--- START OF DATA EXCERPTS ---

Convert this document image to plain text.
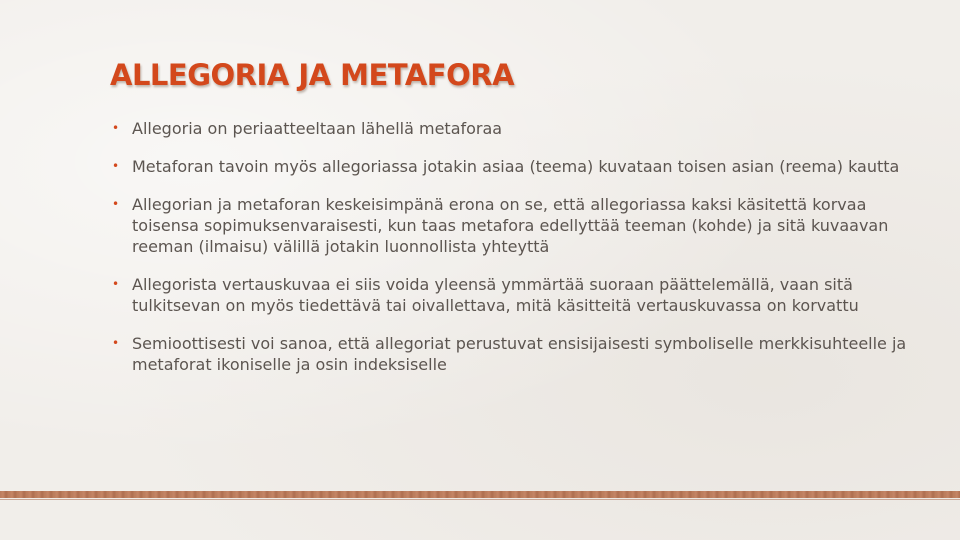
ALLEGORIA JA METAFORA
• Allegoria on periaatteeltaan lähellä metaforaa
• Metaforan tavoin myös allegoriassa jotakin asiaa (teema) kuvataan toisen asian (reema) kautta
• Allegorian ja metaforan keskeisimpänä erona on se, että allegoriassa kaksi käsitettä korvaa toisensa sopimuksenvaraisesti, kun taas metafora edellyttää teeman (kohde) ja sitä kuvaavan reeman (ilmaisu) välillä jotakin luonnollista yhteyttä
• Allegorista vertauskuvaa ei siis voida yleensä ymmärtää suoraan päättelemällä, vaan sitä tulkitsevan on myös tiedettävä tai oivallettava, mitä käsitteitä vertauskuvassa on korvattu
• Semioottisesti voi sanoa, että allegoriat perustuvat ensisijaisesti symboliselle merkkisuhteelle ja metaforat ikoniselle ja osin indeksiselle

--- END OF DATA EXCERPTS ---

Keep the pictures out and write out the records exactly.

EXPECTED OUTPUT
Convert this document image to plain text.
ALLEGORIA JA METAFORA
• Allegoria on periaatteeltaan lähellä metaforaa
• Metaforan tavoin myös allegoriassa jotakin asiaa (teema) kuvataan toisen asian (reema) kautta
• Allegorian ja metaforan keskeisimpänä erona on se, että allegoriassa kaksi käsitettä korvaa toisensa sopimuksenvaraisesti, kun taas metafora edellyttää teeman (kohde) ja sitä kuvaavan reeman (ilmaisu) välillä jotakin luonnollista yhteyttä
• Allegorista vertauskuvaa ei siis voida yleensä ymmärtää suoraan päättelemällä, vaan sitä tulkitsevan on myös tiedettävä tai oivallettava, mitä käsitteitä vertauskuvassa on korvattu
• Semioottisesti voi sanoa, että allegoriat perustuvat ensisijaisesti symboliselle merkkisuhteelle ja metaforat ikoniselle ja osin indeksiselle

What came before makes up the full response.